=== GIVEN EXERCISE ===
How many lines in the records below hold the string "Первый"? Please answer with the number and nothing more.

++++++++++++++++++++

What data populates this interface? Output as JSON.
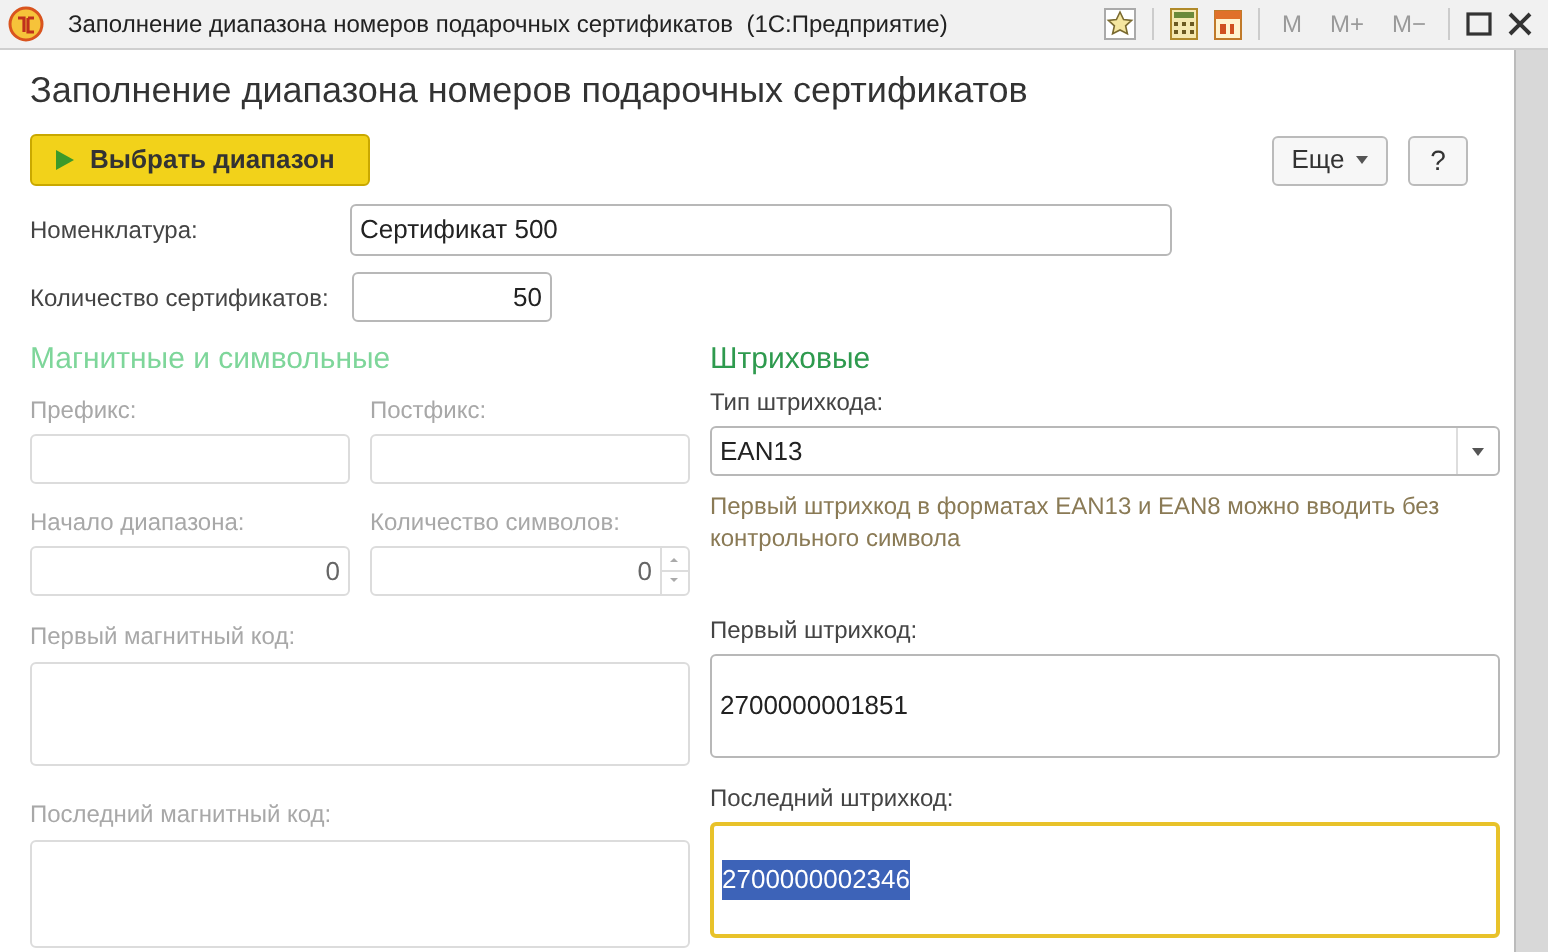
{
  "window": {
    "title": "Заполнение диапазона номеров подарочных сертификатов  (1С:Предприятие)",
    "memory_buttons": [
      {
        "label": "M",
        "disabled": true
      },
      {
        "label": "M+",
        "disabled": true
      },
      {
        "label": "M−",
        "disabled": true
      }
    ]
  },
  "heading": "Заполнение диапазона номеров подарочных сертификатов",
  "toolbar": {
    "primary_button": "Выбрать диапазон",
    "more_button": "Еще",
    "help_button": "?"
  },
  "nomenclature": {
    "label": "Номенклатура:",
    "value": "Сертификат 500"
  },
  "count": {
    "label": "Количество сертификатов:",
    "value": "50"
  },
  "magnetic": {
    "title": "Магнитные и символьные",
    "disabled": true,
    "prefix": {
      "label": "Префикс:"
    },
    "postfix": {
      "label": "Постфикс:"
    },
    "range_start": {
      "label": "Начало диапазона:",
      "value": "0"
    },
    "symbol_count": {
      "label": "Количество символов:",
      "value": "0"
    },
    "first_code": {
      "label": "Первый магнитный код:"
    },
    "last_code": {
      "label": "Последний магнитный код:"
    }
  },
  "barcode": {
    "title": "Штриховые",
    "type": {
      "label": "Тип штрихкода:",
      "value": "EAN13"
    },
    "hint": "Первый штрихкод в форматах EAN13 и EAN8 можно вводить без контрольного символа",
    "first": {
      "label": "Первый штрихкод:",
      "value": "2700000001851",
      "focused": false,
      "text_selected": false
    },
    "last": {
      "label": "Последний штрихкод:",
      "value": "2700000002346",
      "focused": true,
      "text_selected": true
    }
  }
}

++++++++++++++++++++

=== WORKED SOLUTION ===
3